List each line of the data in which the string "руководителю" appears.

Collected data entries
--- START ---
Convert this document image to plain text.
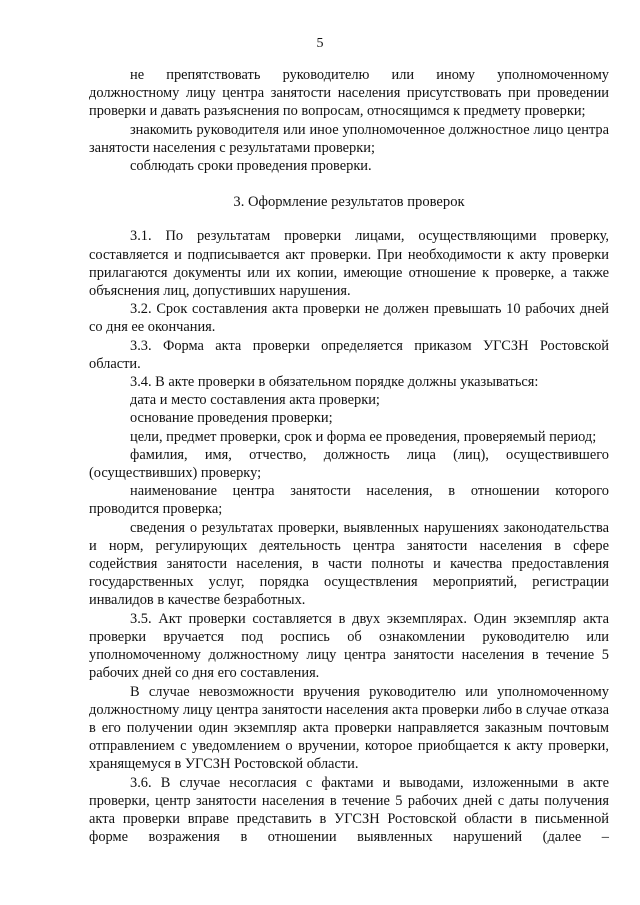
5

не препятствовать руководителю или иному уполномоченному должностному лицу центра занятости населения присутствовать при проведении проверки и давать разъяснения по вопросам, относящимся к предмету проверки;

знакомить руководителя или иное уполномоченное должностное лицо центра занятости населения с результатами проверки;

соблюдать сроки проведения проверки.

3. Оформление результатов проверок

3.1. По результатам проверки лицами, осуществляющими проверку, составляется и подписывается акт проверки. При необходимости к акту проверки прилагаются документы или их копии, имеющие отношение к проверке, а также объяснения лиц, допустивших нарушения.

3.2. Срок составления акта проверки не должен превышать 10 рабочих дней со дня ее окончания.

3.3. Форма акта проверки определяется приказом УГСЗН Ростовской области.

3.4. В акте проверки в обязательном порядке должны указываться:

дата и место составления акта проверки;

основание проведения проверки;

цели, предмет проверки, срок и форма ее проведения, проверяемый период;

фамилия, имя, отчество, должность лица (лиц), осуществившего (осуществивших) проверку;

наименование центра занятости населения, в отношении которого проводится проверка;

сведения о результатах проверки, выявленных нарушениях законодательства и норм, регулирующих деятельность центра занятости населения в сфере содействия занятости населения, в части полноты и качества предоставления государственных услуг, порядка осуществления мероприятий, регистрации инвалидов в качестве безработных.

3.5. Акт проверки составляется в двух экземплярах. Один экземпляр акта проверки вручается под роспись об ознакомлении руководителю или уполномоченному должностному лицу центра занятости населения в течение 5 рабочих дней со дня его составления.

В случае невозможности вручения руководителю или уполномоченному должностному лицу центра занятости населения акта проверки либо в случае отказа в его получении один экземпляр акта проверки направляется заказным почтовым отправлением с уведомлением о вручении, которое приобщается к акту проверки, хранящемуся в УГСЗН Ростовской области.

3.6. В случае несогласия с фактами и выводами, изложенными в акте проверки, центр занятости населения в течение 5 рабочих дней с даты получения акта проверки вправе представить в УГСЗН Ростовской области в письменной форме возражения в отношении выявленных нарушений (далее –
--- END ---
**Response for this exercise:**
не препятствовать руководителю или иному уполномоченному должностному лицу центра занятости населения присутствовать при проведении проверки и давать разъяснения по вопросам, относящимся к предмету проверки;
3.5. Акт проверки составляется в двух экземплярах. Один экземпляр акта проверки вручается под роспись об ознакомлении руководителю или уполномоченному должностному лицу центра занятости населения в течение 5 рабочих дней со дня его составления.
В случае невозможности вручения руководителю или уполномоченному должностному лицу центра занятости населения акта проверки либо в случае отказа в его получении один экземпляр акта проверки направляется заказным почтовым отправлением с уведомлением о вручении, которое приобщается к акту проверки, хранящемуся в УГСЗН Ростовской области.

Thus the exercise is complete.